Count lines with the string "Schedule" in them. State the number alone.

Start of GIVEN DATA

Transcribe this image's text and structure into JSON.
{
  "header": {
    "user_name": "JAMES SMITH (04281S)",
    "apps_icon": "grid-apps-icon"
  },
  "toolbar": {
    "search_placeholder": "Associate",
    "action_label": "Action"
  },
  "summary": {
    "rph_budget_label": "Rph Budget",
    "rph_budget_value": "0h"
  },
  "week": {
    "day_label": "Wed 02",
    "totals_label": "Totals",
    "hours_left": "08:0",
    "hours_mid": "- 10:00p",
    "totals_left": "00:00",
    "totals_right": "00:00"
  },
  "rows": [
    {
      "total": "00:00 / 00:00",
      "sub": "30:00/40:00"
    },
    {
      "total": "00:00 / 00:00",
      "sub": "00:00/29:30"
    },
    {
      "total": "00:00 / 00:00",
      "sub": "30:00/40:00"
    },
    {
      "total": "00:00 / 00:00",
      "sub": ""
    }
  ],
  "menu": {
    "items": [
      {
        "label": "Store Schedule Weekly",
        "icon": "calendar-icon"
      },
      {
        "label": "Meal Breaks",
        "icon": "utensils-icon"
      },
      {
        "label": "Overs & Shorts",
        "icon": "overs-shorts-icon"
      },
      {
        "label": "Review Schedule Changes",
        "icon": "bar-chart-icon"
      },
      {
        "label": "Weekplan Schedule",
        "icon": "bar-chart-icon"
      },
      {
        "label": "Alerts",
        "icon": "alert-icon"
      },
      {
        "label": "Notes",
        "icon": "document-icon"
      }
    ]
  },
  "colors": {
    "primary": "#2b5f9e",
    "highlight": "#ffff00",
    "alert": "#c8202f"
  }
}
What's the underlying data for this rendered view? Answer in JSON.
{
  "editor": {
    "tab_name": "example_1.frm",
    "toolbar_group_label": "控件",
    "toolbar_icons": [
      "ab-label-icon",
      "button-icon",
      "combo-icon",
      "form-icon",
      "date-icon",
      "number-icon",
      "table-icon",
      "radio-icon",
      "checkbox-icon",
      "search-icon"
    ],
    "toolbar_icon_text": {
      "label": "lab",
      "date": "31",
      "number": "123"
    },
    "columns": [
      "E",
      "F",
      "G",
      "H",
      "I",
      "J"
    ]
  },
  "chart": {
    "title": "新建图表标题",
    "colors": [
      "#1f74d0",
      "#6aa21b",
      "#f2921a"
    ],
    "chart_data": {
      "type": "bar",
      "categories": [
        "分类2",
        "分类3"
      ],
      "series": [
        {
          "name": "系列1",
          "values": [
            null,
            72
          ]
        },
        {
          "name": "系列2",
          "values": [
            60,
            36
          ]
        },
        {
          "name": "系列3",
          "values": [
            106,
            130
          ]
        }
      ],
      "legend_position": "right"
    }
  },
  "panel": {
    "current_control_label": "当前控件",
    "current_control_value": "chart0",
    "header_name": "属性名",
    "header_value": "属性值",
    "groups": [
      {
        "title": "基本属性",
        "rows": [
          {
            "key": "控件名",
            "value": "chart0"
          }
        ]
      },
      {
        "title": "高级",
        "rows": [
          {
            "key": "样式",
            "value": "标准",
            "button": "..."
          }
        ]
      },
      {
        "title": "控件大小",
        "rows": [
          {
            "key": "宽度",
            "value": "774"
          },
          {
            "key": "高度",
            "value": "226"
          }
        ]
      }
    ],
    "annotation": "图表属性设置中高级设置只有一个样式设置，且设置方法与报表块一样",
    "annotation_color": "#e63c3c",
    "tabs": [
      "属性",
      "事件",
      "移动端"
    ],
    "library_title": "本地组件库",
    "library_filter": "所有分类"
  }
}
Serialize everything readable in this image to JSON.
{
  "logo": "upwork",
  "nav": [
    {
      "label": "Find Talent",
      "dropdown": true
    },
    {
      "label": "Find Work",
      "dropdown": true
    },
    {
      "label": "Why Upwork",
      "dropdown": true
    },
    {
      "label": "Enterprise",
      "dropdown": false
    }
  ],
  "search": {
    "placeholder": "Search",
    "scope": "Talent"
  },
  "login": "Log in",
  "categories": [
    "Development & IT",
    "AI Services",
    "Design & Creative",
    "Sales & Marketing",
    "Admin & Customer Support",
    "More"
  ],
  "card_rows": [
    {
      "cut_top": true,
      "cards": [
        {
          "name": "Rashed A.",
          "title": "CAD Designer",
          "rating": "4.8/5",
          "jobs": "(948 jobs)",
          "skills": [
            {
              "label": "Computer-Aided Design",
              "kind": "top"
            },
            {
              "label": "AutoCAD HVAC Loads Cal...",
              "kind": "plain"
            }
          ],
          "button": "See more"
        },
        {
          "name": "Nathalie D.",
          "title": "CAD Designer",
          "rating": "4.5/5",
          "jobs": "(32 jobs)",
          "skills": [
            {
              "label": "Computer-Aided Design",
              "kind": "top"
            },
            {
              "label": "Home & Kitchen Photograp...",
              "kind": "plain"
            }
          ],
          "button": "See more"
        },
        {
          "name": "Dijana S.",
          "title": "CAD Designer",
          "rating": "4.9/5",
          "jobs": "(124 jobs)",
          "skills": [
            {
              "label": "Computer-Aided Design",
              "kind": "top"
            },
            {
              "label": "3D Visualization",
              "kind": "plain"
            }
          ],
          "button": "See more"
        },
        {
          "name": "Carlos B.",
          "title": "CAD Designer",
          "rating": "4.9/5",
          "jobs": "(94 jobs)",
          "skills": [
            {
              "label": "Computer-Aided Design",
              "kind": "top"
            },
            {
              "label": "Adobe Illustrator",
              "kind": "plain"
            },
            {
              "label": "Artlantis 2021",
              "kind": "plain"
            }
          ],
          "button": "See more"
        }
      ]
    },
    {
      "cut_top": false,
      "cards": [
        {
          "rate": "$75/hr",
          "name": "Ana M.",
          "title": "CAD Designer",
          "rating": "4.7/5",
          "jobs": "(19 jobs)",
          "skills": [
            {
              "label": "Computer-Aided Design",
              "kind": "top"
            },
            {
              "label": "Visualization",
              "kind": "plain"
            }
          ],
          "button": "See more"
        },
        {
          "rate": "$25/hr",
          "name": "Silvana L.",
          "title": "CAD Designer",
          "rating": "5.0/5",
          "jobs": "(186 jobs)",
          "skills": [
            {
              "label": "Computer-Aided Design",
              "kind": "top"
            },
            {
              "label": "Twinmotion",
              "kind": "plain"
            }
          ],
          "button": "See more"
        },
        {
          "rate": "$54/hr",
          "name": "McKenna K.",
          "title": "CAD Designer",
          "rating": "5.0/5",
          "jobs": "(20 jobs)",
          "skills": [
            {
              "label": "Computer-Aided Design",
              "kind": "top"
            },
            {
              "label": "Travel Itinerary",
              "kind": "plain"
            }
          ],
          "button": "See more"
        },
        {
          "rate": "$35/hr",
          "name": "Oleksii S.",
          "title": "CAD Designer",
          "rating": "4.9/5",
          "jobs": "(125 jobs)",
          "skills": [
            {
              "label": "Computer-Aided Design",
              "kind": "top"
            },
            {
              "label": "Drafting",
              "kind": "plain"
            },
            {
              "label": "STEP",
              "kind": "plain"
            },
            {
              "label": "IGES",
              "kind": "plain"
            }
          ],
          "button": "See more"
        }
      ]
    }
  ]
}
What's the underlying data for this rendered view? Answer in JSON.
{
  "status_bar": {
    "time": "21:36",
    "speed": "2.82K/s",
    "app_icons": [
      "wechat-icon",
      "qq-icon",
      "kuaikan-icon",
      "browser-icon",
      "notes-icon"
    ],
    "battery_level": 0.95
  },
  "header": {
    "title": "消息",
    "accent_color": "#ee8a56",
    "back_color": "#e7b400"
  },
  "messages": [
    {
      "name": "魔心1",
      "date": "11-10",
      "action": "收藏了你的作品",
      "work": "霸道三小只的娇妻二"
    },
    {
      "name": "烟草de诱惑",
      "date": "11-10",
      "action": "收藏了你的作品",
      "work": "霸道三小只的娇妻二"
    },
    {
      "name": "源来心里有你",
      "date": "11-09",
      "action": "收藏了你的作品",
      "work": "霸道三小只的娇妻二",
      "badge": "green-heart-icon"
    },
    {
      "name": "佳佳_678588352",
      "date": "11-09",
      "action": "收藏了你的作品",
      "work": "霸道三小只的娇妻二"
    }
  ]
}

End of GIVEN DATA

> **RESULT OF THIS TASK**
3